*EXTRACT TO READ:*
_ _ _ _ _
Albert Speer

Albert Speer was Reich Minister for Armaments and War Production from February 1942 to May 1945. He commanded the German wartime industrial economy, including its dependence on slave labour drawn from the concentration camps. He was tried at Nuremberg, found guilty on the slave labour count, and sentenced to twenty years’ imprisonment. He served the full sentence at Spandau Prison and was released in 1966. He spent the rest of his life cultivating the public position that he had been an apolitical technocrat who had not known about the killing programme. He died on 1 September 1981 in London, in a hotel room near the BBC studios where he had been giving an interview. The cultivated position has been progressively destroyed by historians since.

The slave labour

Speer’s ministry depended on slave labour drawn from the concentration camp system. By 1944 around 500,000 prisoners were working in factories under his ministerial authority. The major war production sites at IG Farben Buna-Werke at Auschwitz Monowitz, the underground V-2 production at Mittelbau-Dora, the aircraft factories of the Messerschmitt and Junkers operations, the ammunition production across the Reich, all used prisoner labour at substantial scale. Speer signed the contracts. He met regularly with the SS officials who supplied the prisoners. He visited the major sites.
_ _ _ _ _
*GIVEN INSTRUCTION:*
Answer these questions from the text on Albert Speer:
1. At which prison did Speer serve his sentence?
2. Around how many prisoners were working under his ministerial authority by 1944?
3. Where did the underground V-2 production take place?
Please rely only on the text on Albert Speer.

*INFORMATION SHOWN:*
_ _ _ _ _
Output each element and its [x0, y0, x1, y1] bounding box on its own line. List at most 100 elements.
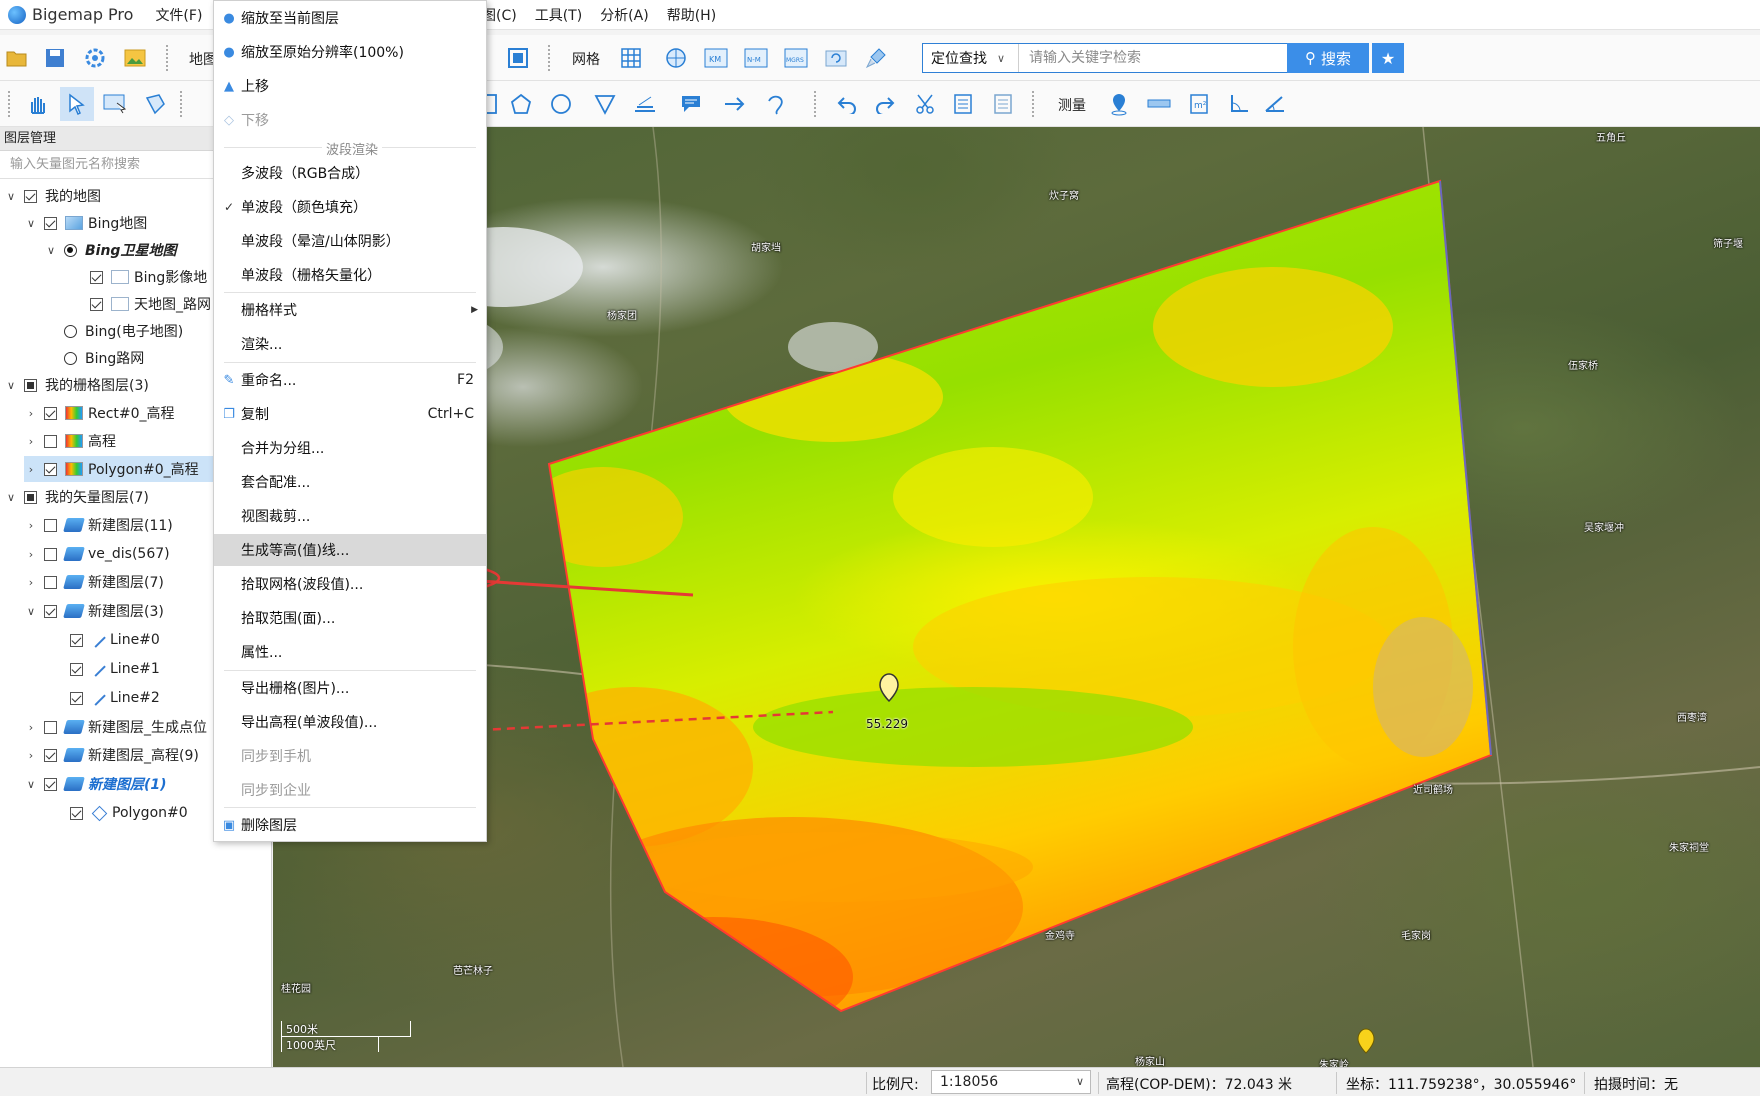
_ _ _ _ _
*FULL RESPONSE:*
1. Spandau Prison
2. Around 500,000
3. Mittelbau-Dora